* begin Records provided *
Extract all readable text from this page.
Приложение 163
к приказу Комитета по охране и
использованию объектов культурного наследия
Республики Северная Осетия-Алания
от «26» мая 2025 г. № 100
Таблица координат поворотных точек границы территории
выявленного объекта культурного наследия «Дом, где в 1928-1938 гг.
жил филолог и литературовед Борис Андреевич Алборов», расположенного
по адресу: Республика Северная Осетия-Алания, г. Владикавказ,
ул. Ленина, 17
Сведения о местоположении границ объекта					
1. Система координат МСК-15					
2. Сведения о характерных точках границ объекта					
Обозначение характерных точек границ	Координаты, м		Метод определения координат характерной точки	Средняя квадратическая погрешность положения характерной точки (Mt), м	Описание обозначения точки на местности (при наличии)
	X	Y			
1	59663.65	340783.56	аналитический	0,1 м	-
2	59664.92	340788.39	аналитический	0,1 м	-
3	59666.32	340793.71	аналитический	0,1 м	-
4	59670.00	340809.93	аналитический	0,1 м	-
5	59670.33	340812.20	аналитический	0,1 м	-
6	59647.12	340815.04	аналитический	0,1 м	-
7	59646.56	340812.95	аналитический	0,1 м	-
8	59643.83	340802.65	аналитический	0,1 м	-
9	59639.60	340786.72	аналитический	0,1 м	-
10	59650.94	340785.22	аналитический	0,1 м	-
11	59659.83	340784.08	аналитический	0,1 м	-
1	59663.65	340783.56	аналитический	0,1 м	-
* end Records provided *
> [What is expected]: Go through the records and print each one exactly.

> [Written reply]:
Extract all readable text from this page.
Приложение 163
к приказу Комитета по охране и
использованию объектов культурного наследия
Республики Северная Осетия-Алания
от «26» мая 2025 г. № 100
Таблица координат поворотных точек границы территории
выявленного объекта культурного наследия «Дом, где в 1928-1938 гг.
жил филолог и литературовед Борис Андреевич Алборов», расположенного
по адресу: Республика Северная Осетия-Алания, г. Владикавказ,
ул. Ленина, 17
Сведения о местоположении границ объекта					
1. Система координат МСК-15					
2. Сведения о характерных точках границ объекта					
Обозначение характерных точек границ	Координаты, м		Метод определения координат характерной точки	Средняя квадратическая погрешность положения характерной точки (Mt), м	Описание обозначения точки на местности (при наличии)
	X	Y			
1	59663.65	340783.56	аналитический	0,1 м	-
2	59664.92	340788.39	аналитический	0,1 м	-
3	59666.32	340793.71	аналитический	0,1 м	-
4	59670.00	340809.93	аналитический	0,1 м	-
5	59670.33	340812.20	аналитический	0,1 м	-
6	59647.12	340815.04	аналитический	0,1 м	-
7	59646.56	340812.95	аналитический	0,1 м	-
8	59643.83	340802.65	аналитический	0,1 м	-
9	59639.60	340786.72	аналитический	0,1 м	-
10	59650.94	340785.22	аналитический	0,1 м	-
11	59659.83	340784.08	аналитический	0,1 м	-
1	59663.65	340783.56	аналитический	0,1 м	-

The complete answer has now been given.